Using the records below, please work out how many lines contain "cocoa"; answer with the number alone.

Records for the exercise:
****************
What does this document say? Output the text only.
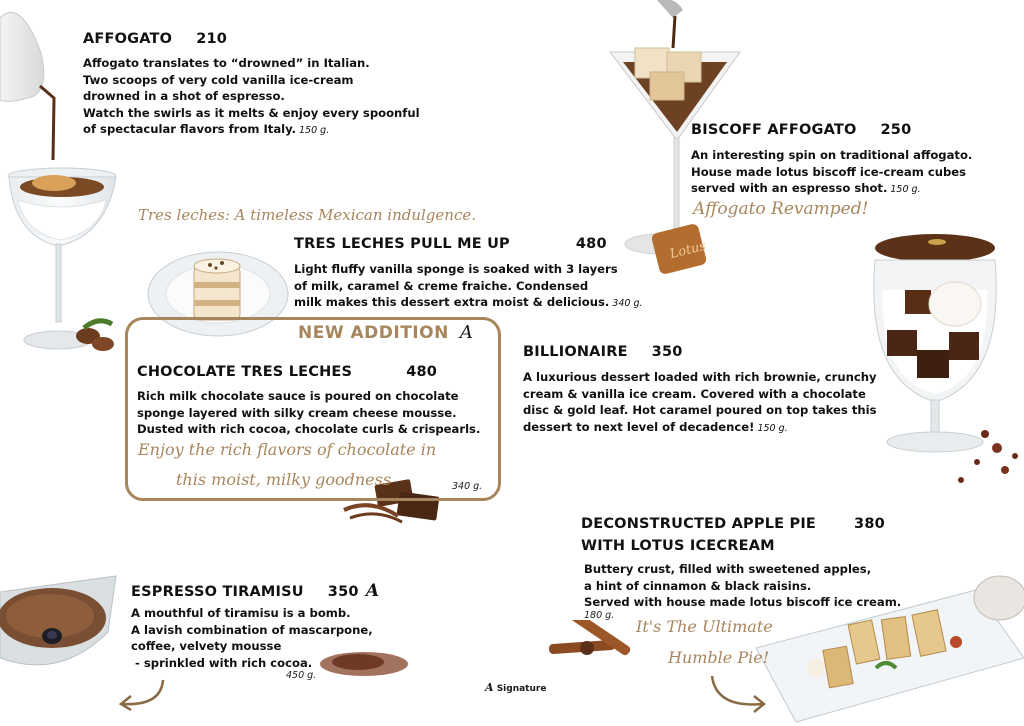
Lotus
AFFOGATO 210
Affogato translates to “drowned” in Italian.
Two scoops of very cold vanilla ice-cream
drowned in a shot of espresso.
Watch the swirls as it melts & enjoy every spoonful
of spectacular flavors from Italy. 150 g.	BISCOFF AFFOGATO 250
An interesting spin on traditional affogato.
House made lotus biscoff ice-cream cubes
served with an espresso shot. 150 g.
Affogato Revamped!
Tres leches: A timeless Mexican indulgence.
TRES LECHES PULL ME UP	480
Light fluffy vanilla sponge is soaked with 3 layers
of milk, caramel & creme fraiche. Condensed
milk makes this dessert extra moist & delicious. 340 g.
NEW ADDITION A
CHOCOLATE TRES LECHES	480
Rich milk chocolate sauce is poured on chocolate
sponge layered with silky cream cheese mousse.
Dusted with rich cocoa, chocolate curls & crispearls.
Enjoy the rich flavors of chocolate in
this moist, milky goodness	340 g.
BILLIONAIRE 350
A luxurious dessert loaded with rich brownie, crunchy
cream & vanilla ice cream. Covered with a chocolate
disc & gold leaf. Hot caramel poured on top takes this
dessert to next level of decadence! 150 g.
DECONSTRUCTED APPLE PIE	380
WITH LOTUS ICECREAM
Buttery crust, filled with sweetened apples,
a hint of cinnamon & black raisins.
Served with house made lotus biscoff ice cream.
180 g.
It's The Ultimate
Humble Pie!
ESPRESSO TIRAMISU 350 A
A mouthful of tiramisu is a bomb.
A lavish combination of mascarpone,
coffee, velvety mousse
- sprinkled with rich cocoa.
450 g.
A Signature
****************
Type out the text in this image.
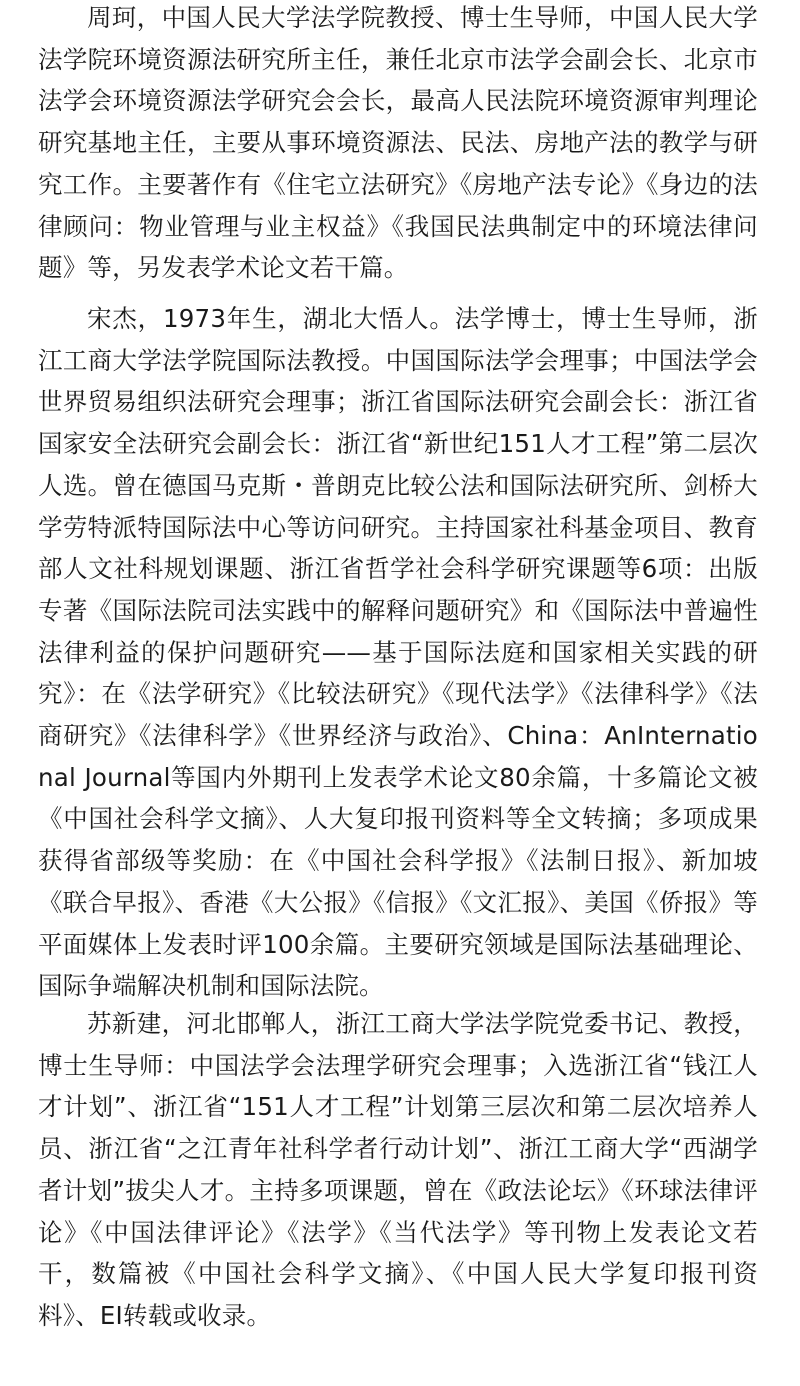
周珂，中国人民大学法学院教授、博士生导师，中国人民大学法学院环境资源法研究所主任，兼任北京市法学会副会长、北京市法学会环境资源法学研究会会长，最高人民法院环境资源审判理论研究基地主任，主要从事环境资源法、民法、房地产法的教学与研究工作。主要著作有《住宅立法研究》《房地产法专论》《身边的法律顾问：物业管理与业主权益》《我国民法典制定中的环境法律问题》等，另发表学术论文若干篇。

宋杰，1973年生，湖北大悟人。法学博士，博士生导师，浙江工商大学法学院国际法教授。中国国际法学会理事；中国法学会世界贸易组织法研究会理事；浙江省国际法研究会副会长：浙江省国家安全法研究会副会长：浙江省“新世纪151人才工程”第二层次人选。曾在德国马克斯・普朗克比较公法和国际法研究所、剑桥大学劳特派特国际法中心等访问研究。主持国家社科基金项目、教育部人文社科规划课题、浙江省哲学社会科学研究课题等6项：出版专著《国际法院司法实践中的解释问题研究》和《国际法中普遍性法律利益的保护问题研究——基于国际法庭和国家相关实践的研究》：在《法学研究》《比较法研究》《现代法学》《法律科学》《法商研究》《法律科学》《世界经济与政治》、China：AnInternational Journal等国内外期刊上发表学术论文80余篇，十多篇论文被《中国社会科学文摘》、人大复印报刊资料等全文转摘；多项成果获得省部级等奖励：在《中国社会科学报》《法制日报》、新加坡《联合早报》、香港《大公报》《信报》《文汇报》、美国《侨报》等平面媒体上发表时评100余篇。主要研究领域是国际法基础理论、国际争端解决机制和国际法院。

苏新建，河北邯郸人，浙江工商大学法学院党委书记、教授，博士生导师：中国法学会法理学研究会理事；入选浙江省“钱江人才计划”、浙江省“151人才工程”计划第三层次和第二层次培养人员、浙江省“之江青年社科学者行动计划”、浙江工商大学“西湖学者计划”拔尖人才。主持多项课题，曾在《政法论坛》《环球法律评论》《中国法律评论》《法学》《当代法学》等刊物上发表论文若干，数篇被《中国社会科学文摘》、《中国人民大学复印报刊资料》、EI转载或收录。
****************
Answer below:
2